• _What you will do_
In the entries below, find the lines that contain the word "Risk" and copy them.
──────── Given information ────────
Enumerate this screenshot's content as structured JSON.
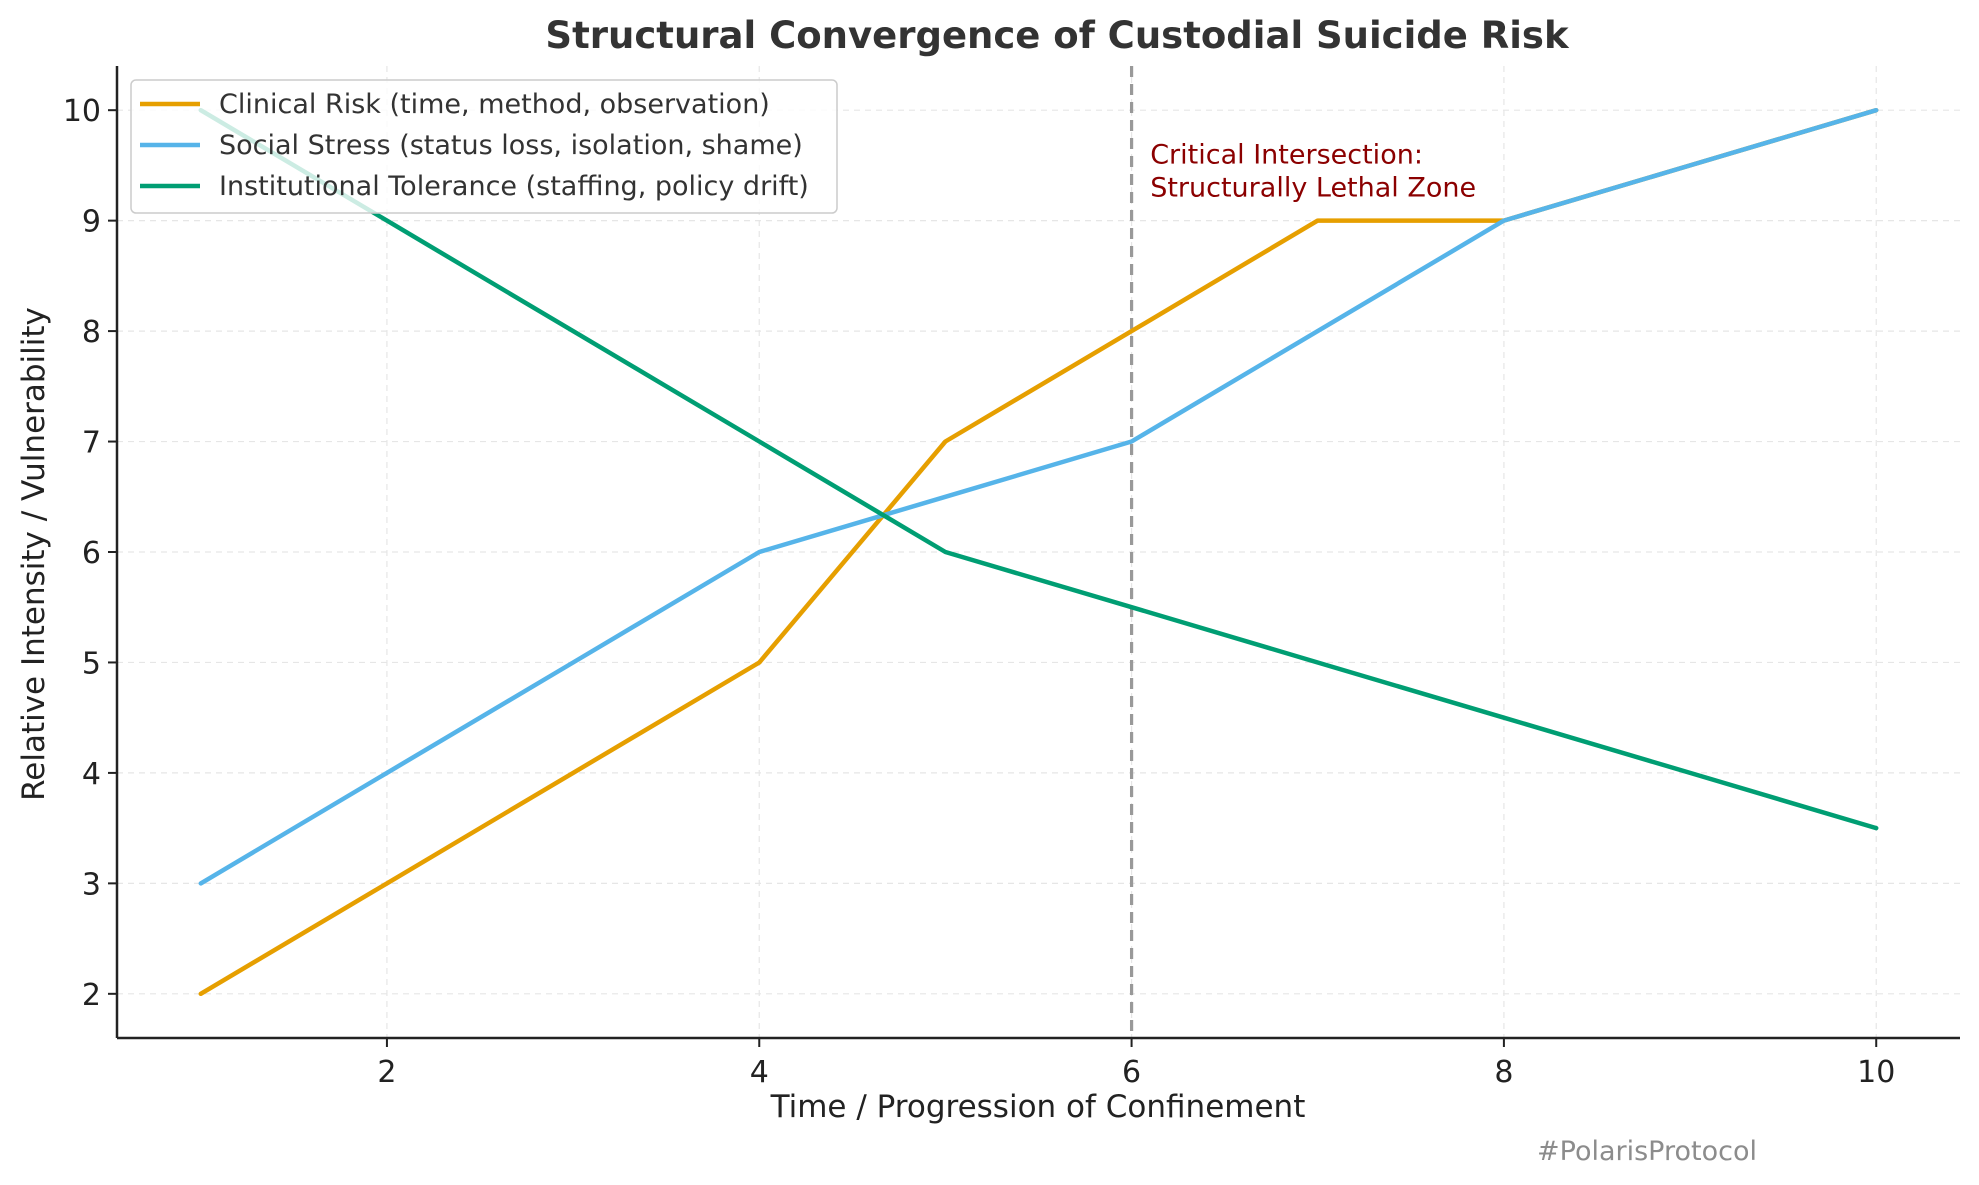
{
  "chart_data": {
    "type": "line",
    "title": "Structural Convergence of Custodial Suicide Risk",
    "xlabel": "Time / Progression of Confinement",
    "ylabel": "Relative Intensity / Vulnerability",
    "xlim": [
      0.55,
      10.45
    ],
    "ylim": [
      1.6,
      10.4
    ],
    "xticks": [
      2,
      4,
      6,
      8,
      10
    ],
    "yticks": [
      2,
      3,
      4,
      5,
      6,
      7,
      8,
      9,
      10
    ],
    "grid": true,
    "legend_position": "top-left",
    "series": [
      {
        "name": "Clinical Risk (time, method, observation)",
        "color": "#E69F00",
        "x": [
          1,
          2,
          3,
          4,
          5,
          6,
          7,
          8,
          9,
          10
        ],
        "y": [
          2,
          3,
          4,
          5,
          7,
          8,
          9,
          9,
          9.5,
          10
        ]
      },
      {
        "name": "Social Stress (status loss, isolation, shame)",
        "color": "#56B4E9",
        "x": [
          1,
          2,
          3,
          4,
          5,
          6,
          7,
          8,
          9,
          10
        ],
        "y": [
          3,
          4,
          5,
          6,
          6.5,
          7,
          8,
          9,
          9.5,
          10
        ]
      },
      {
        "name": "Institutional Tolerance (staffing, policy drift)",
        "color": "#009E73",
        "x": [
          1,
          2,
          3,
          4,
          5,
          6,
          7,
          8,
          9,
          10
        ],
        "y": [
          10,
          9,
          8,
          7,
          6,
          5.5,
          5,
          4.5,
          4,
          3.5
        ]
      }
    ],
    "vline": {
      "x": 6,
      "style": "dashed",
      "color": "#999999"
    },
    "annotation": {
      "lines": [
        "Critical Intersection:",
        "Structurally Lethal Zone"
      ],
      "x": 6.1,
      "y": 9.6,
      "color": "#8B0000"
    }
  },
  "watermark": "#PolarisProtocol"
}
────────
──────── Given information ────────
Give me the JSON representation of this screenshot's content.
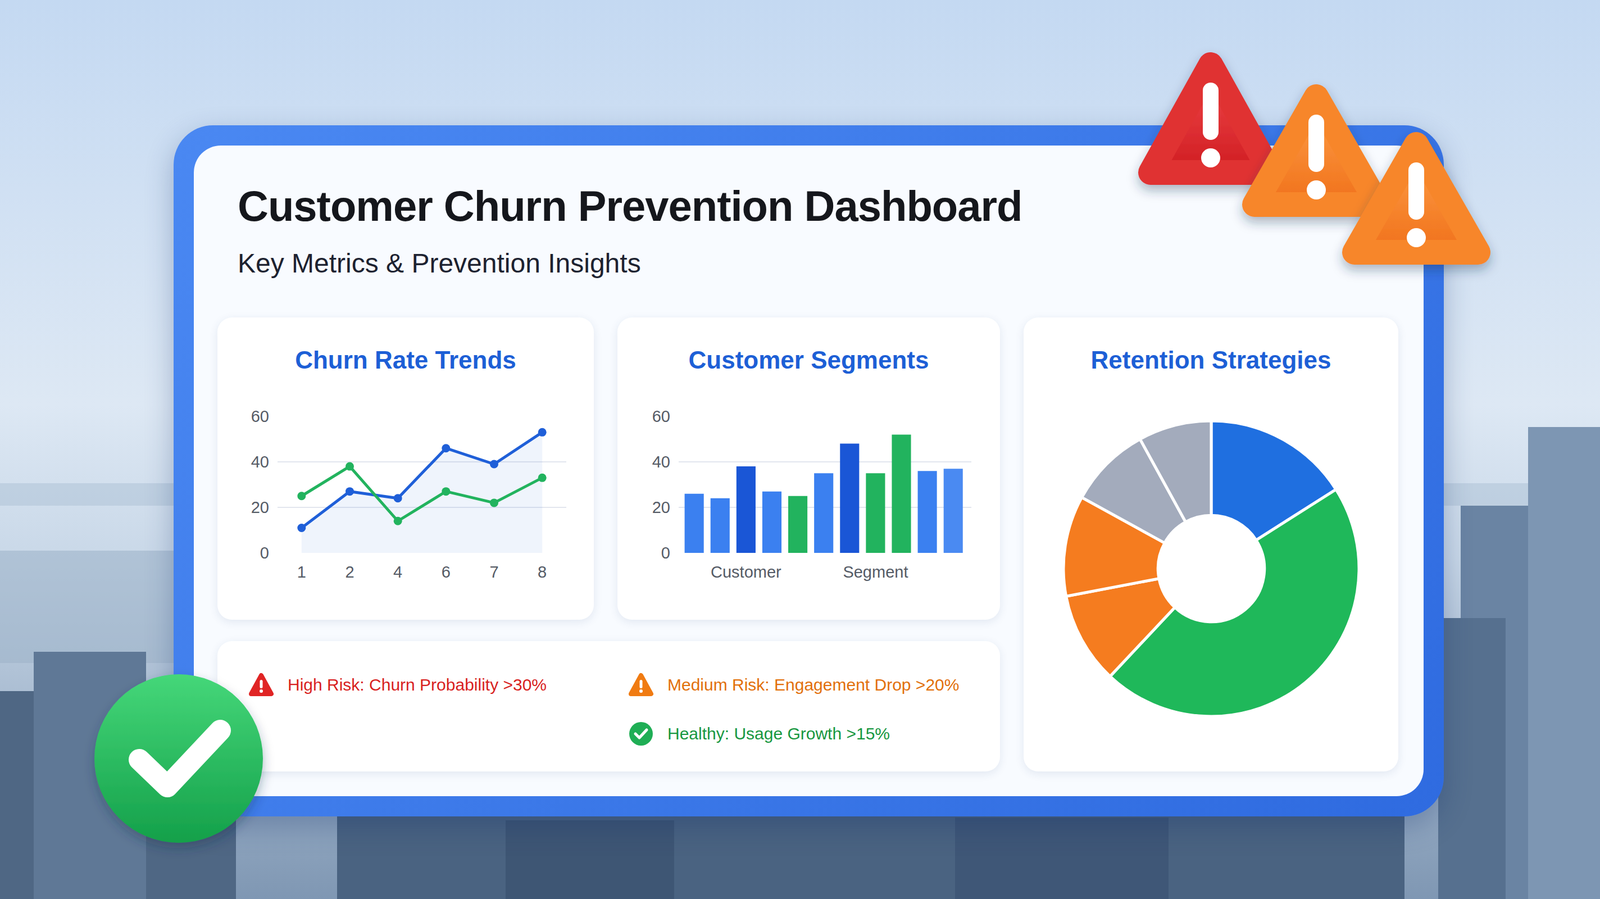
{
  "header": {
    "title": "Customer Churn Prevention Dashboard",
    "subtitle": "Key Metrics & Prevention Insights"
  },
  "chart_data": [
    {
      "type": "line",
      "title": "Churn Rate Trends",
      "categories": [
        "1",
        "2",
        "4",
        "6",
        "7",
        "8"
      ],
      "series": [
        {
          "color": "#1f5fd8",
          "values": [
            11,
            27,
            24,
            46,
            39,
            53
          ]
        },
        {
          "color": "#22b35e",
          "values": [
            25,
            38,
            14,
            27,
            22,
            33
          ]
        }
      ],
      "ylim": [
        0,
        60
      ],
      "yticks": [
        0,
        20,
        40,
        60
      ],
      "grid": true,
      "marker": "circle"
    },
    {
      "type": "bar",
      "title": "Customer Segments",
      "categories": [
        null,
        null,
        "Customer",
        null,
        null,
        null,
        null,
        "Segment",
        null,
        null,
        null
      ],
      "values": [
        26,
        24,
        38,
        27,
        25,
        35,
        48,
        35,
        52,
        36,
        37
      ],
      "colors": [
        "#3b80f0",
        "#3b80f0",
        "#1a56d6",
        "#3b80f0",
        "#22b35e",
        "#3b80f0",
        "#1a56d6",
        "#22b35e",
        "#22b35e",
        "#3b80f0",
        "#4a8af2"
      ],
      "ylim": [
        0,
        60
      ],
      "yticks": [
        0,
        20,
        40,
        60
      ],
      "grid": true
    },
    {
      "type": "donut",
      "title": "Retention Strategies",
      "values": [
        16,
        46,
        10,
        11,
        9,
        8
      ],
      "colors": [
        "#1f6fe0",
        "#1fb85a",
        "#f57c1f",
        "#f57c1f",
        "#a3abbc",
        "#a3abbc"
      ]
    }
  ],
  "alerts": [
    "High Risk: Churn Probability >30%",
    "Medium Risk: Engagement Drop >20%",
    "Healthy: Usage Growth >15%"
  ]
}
────────
• _Response_
    "title": "Structural Convergence of Custodial Suicide Risk",
        "name": "Clinical Risk (time, method, observation)",
    "High Risk: Churn Probability >30%",
    "Medium Risk: Engagement Drop >20%",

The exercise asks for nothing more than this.